_Problem to work on_. Give the number of lines in the entries that contain "text". State only the count.

=-=-=

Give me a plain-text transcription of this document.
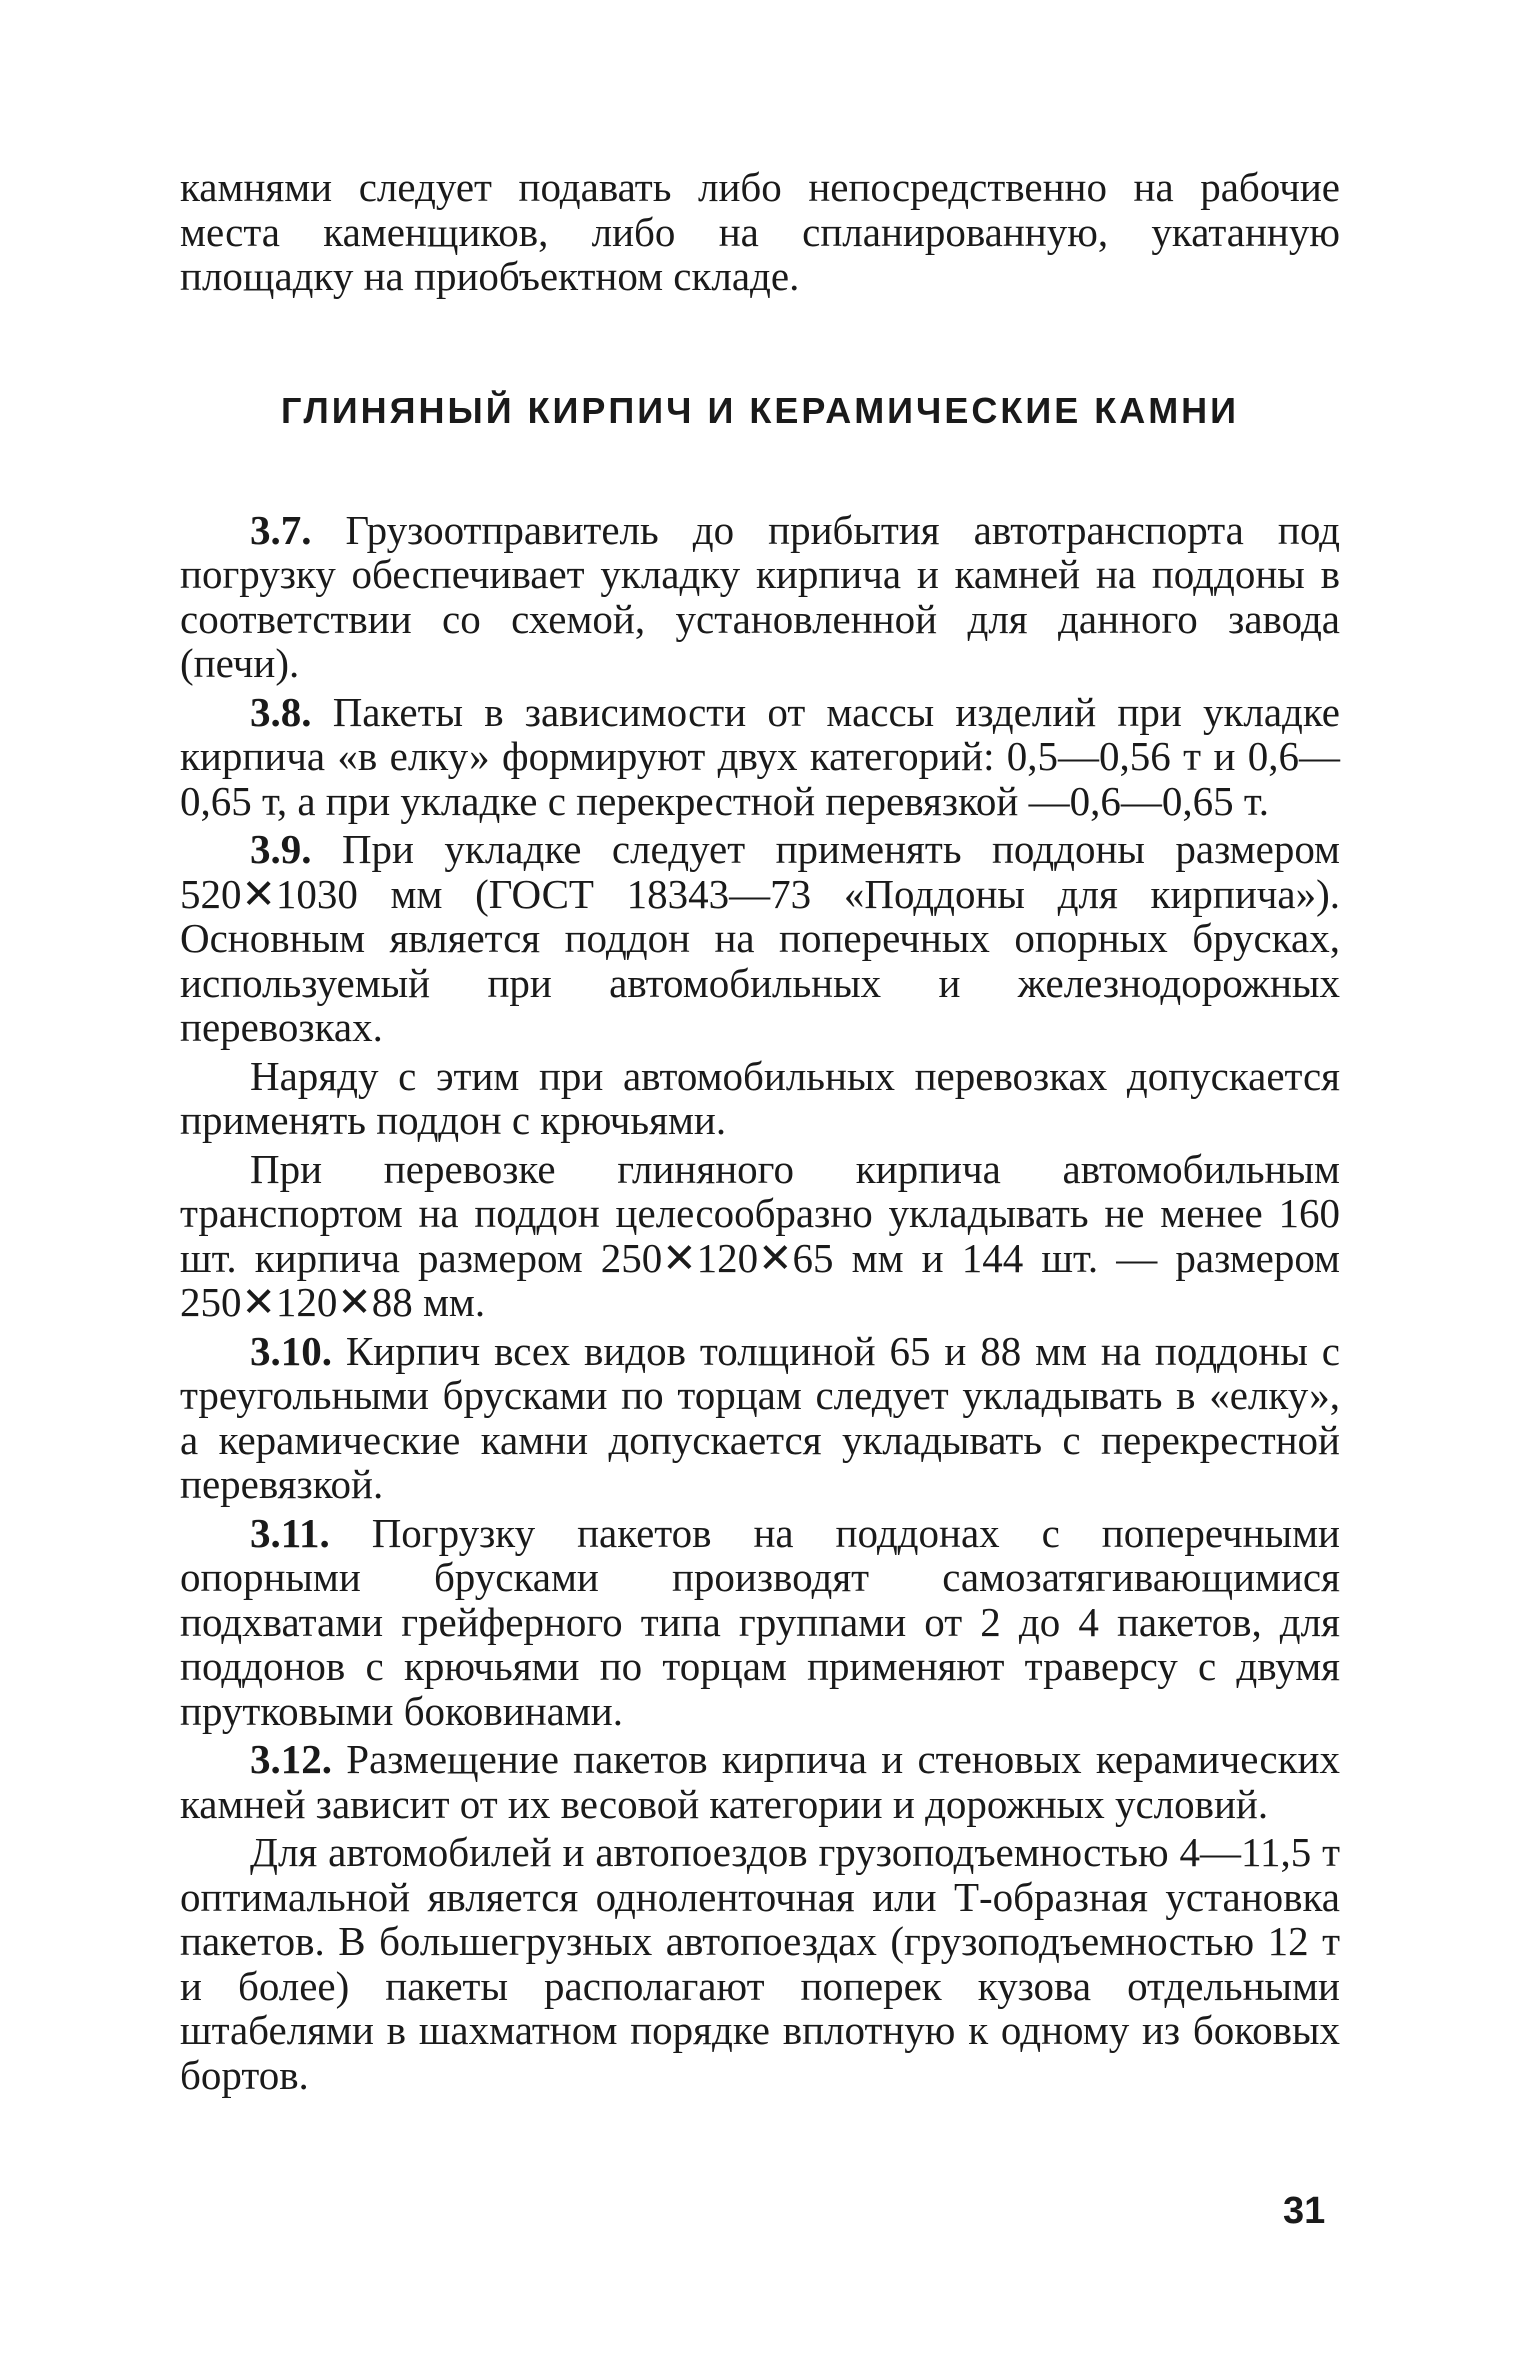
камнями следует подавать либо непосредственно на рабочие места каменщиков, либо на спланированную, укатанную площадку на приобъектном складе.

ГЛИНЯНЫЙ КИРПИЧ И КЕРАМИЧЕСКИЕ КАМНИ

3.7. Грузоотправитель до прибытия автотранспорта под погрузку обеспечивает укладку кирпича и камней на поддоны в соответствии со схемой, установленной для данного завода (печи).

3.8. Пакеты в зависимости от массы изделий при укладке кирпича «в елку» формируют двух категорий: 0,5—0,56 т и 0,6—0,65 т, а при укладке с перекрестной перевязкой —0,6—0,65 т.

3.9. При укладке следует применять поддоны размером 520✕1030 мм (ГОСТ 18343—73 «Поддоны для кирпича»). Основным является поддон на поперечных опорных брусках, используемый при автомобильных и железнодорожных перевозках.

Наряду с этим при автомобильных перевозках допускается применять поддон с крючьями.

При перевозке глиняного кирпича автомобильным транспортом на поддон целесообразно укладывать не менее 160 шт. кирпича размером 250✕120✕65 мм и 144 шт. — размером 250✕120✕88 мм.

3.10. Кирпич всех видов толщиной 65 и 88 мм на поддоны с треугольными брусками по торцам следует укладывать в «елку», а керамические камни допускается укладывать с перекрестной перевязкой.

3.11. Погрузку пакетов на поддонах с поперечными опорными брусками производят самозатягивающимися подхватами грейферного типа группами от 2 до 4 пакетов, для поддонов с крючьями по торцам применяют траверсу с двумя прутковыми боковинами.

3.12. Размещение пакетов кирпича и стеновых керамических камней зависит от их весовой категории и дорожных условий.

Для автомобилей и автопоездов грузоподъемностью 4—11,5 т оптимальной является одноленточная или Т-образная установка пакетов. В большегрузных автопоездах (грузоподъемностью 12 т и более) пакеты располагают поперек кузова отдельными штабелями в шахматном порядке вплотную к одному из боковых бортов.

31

=-=-=

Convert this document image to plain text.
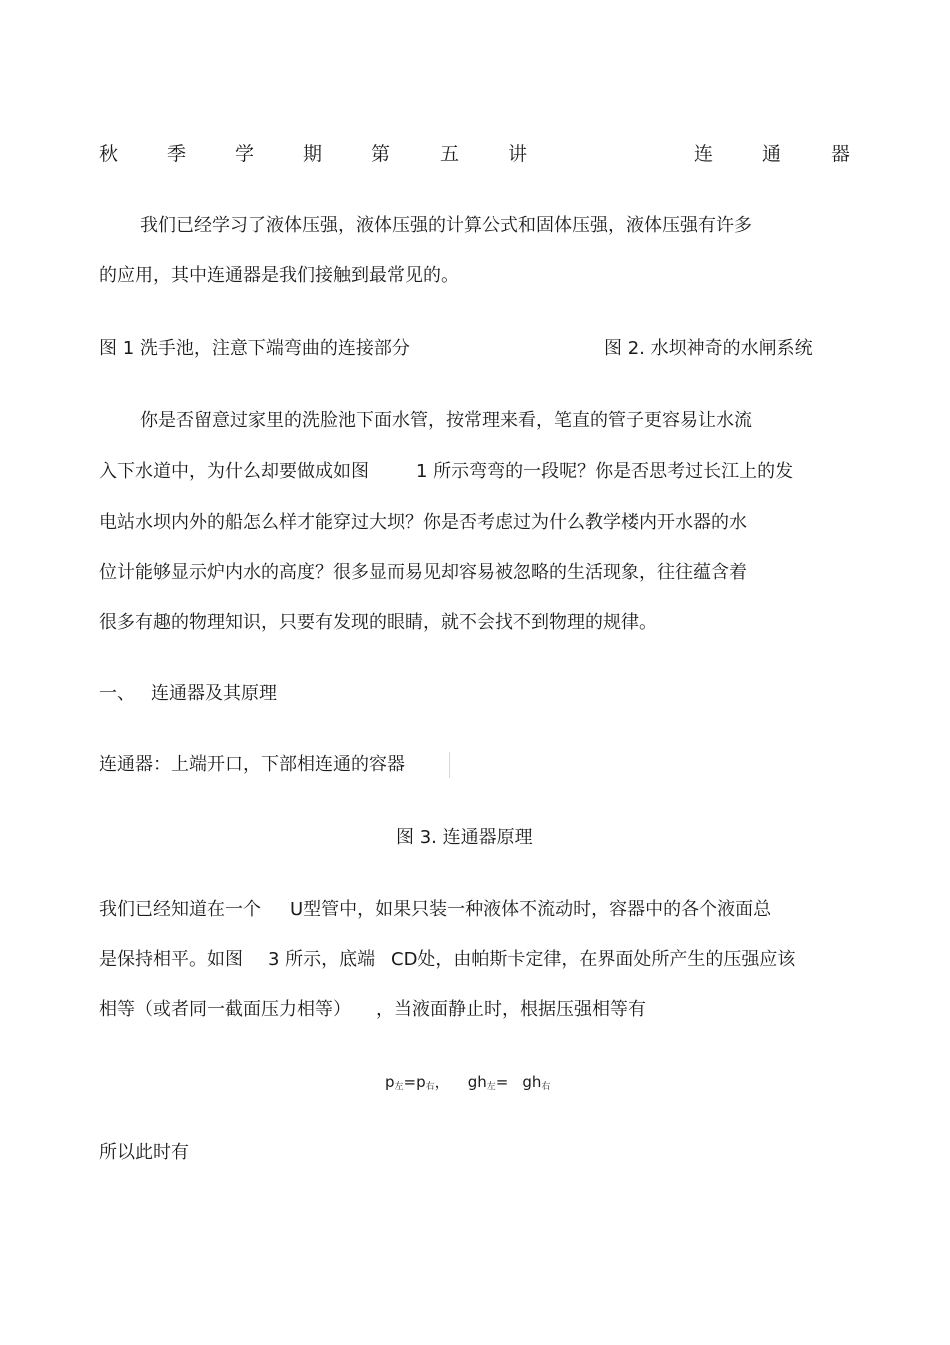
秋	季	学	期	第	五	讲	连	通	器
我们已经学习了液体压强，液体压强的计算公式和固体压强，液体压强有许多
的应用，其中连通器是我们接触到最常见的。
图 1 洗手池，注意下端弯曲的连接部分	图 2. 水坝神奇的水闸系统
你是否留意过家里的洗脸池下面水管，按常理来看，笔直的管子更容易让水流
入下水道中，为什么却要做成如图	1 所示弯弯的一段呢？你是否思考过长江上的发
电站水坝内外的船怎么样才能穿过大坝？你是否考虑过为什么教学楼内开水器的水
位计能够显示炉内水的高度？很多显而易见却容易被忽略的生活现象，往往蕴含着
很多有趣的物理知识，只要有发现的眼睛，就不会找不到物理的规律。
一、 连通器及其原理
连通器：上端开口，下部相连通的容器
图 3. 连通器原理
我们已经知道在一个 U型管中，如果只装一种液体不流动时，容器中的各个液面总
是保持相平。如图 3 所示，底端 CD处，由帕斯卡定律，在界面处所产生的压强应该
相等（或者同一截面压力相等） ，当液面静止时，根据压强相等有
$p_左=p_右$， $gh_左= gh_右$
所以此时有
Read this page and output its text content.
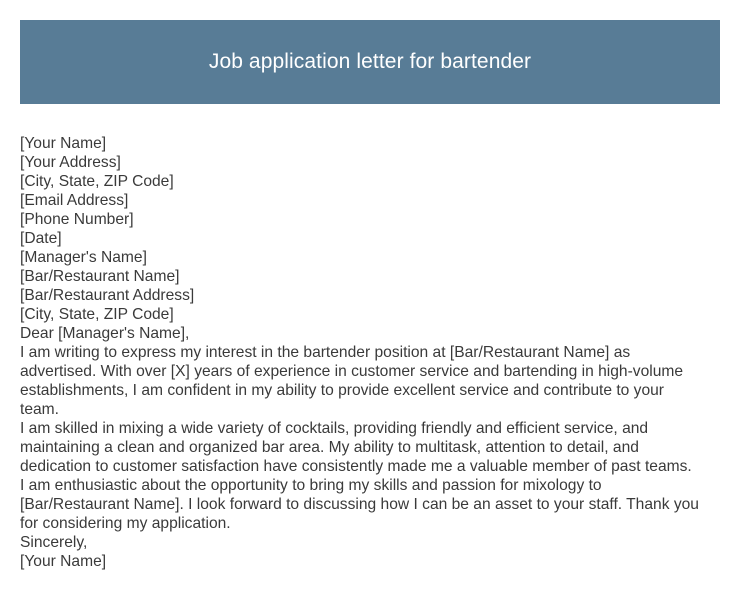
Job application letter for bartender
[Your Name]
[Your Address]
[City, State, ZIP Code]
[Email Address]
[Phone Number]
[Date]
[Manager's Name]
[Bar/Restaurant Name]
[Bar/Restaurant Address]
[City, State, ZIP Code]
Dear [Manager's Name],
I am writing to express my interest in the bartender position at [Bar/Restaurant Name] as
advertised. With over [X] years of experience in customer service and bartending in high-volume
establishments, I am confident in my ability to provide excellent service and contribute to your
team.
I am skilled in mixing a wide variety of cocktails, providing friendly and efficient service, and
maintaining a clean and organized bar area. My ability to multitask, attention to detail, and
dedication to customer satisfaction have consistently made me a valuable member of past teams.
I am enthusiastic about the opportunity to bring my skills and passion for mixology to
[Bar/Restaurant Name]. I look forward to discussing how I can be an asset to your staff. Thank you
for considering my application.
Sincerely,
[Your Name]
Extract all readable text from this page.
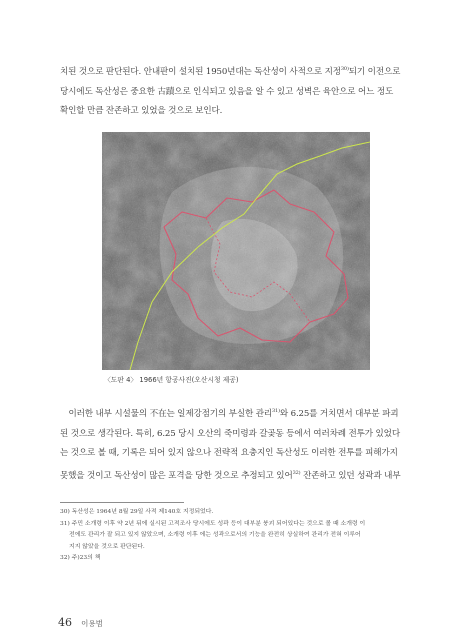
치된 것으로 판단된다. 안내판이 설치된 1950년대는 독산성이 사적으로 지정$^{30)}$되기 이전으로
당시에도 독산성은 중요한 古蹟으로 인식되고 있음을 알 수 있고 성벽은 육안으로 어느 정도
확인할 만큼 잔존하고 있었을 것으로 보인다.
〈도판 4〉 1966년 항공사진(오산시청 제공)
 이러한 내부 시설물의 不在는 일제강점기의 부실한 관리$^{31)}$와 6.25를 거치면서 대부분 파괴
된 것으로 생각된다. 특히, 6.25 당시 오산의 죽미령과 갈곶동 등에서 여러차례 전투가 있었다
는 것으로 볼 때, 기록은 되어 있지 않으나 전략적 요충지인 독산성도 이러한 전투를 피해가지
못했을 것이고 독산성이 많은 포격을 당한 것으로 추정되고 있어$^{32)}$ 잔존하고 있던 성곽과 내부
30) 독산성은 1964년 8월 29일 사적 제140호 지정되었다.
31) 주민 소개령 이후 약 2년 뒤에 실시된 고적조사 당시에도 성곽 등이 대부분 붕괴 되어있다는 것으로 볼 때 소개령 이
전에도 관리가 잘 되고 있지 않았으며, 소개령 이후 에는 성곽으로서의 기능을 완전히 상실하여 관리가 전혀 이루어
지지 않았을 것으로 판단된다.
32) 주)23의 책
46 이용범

=-=-=

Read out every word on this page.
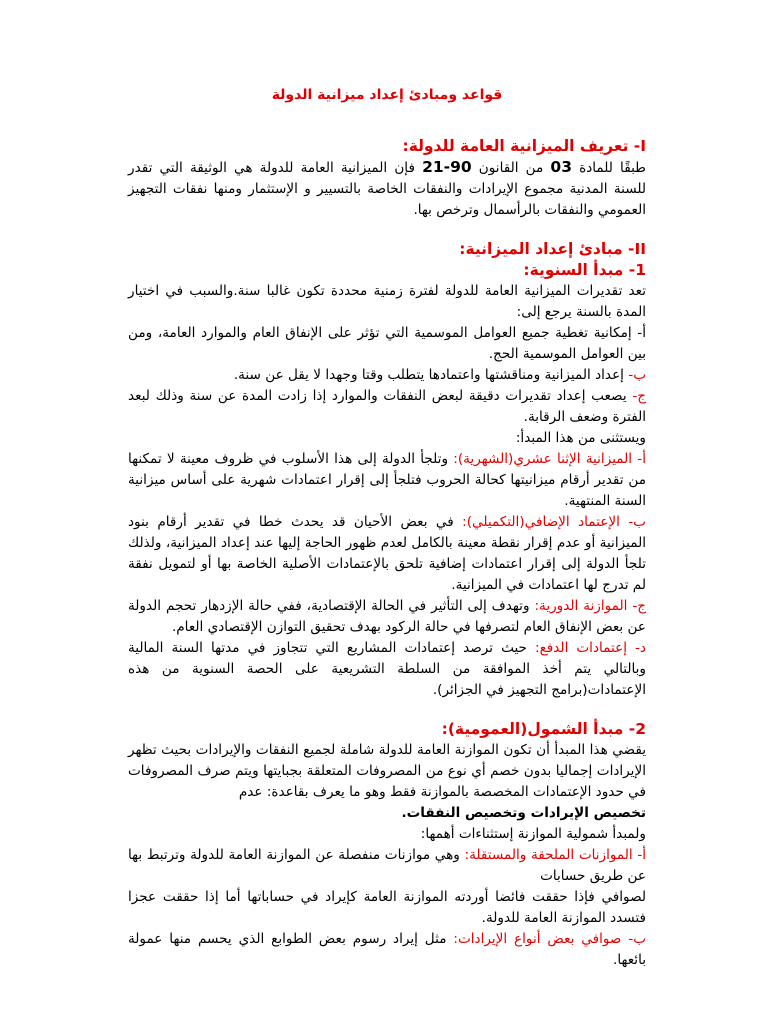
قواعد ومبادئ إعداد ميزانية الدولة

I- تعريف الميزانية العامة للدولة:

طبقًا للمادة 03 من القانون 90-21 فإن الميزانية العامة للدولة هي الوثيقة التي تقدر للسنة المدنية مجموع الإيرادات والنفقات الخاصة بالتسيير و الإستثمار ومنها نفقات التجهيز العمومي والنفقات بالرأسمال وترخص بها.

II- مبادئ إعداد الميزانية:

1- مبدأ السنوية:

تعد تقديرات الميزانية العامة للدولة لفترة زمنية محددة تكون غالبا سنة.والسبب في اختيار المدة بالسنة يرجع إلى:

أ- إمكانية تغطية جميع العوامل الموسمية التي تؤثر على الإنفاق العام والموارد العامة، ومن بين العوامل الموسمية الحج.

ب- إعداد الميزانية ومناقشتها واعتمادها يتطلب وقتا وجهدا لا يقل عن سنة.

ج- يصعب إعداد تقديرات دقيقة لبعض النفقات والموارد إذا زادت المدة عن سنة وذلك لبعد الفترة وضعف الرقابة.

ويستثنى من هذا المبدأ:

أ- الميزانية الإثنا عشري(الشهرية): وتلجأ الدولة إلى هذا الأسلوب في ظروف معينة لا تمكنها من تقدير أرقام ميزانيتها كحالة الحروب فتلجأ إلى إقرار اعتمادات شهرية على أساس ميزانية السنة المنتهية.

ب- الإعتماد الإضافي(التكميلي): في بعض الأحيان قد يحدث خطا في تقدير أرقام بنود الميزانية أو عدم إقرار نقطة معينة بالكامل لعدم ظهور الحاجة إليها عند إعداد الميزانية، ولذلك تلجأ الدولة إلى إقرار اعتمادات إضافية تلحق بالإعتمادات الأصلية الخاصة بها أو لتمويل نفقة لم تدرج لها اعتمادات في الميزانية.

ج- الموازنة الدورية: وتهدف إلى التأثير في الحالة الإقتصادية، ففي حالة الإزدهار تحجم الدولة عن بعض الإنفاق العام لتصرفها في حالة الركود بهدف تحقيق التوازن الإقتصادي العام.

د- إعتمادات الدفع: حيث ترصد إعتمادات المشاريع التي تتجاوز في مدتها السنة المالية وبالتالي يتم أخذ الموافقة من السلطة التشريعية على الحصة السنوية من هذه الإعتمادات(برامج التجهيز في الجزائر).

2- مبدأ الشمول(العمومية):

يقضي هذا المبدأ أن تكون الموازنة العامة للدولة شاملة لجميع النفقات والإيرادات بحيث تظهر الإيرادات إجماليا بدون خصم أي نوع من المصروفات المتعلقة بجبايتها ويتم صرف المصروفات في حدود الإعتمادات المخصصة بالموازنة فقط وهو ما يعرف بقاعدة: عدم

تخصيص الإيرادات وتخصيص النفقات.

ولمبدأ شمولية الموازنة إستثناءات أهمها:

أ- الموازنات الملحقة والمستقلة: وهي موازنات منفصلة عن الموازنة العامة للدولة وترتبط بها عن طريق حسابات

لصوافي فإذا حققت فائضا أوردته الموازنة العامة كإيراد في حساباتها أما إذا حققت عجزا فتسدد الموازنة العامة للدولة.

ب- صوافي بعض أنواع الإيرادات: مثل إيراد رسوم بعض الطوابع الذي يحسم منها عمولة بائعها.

=-=-=

_Response below_. 4